Task to carry out
Retype every entry exactly, character for character.

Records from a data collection
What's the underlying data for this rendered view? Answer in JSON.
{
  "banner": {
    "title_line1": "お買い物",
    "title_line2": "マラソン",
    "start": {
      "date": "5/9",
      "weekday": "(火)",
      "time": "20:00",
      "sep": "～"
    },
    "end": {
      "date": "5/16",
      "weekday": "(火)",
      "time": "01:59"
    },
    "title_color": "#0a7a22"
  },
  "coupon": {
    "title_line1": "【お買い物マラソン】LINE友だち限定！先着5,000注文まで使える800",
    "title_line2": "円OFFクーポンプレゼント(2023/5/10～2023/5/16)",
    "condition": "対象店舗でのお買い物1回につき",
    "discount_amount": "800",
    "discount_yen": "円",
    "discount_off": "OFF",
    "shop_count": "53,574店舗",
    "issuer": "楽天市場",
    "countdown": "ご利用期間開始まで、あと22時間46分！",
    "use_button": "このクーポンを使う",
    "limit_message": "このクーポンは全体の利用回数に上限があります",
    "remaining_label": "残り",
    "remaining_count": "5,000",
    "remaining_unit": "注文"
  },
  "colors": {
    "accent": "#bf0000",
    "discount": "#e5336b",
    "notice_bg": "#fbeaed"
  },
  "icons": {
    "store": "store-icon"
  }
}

Written answer
What's the underlying data for this rendered view? Answer in JSON.
{
  "banner": {
    "title_line1": "お買い物",
    "title_line2": "マラソン",
    "start": {
      "date": "5/9",
      "weekday": "(火)",
      "time": "20:00",
      "sep": "～"
    },
    "end": {
      "date": "5/16",
      "weekday": "(火)",
      "time": "01:59"
    },
    "title_color": "#0a7a22"
  },
  "coupon": {
    "title_line1": "【お買い物マラソン】LINE友だち限定！先着5,000注文まで使える800",
    "title_line2": "円OFFクーポンプレゼント(2023/5/10～2023/5/16)",
    "condition": "対象店舗でのお買い物1回につき",
    "discount_amount": "800",
    "discount_yen": "円",
    "discount_off": "OFF",
    "shop_count": "53,574店舗",
    "issuer": "楽天市場",
    "countdown": "ご利用期間開始まで、あと22時間46分！",
    "use_button": "このクーポンを使う",
    "limit_message": "このクーポンは全体の利用回数に上限があります",
    "remaining_label": "残り",
    "remaining_count": "5,000",
    "remaining_unit": "注文"
  },
  "colors": {
    "accent": "#bf0000",
    "discount": "#e5336b",
    "notice_bg": "#fbeaed"
  },
  "icons": {
    "store": "store-icon"
  }
}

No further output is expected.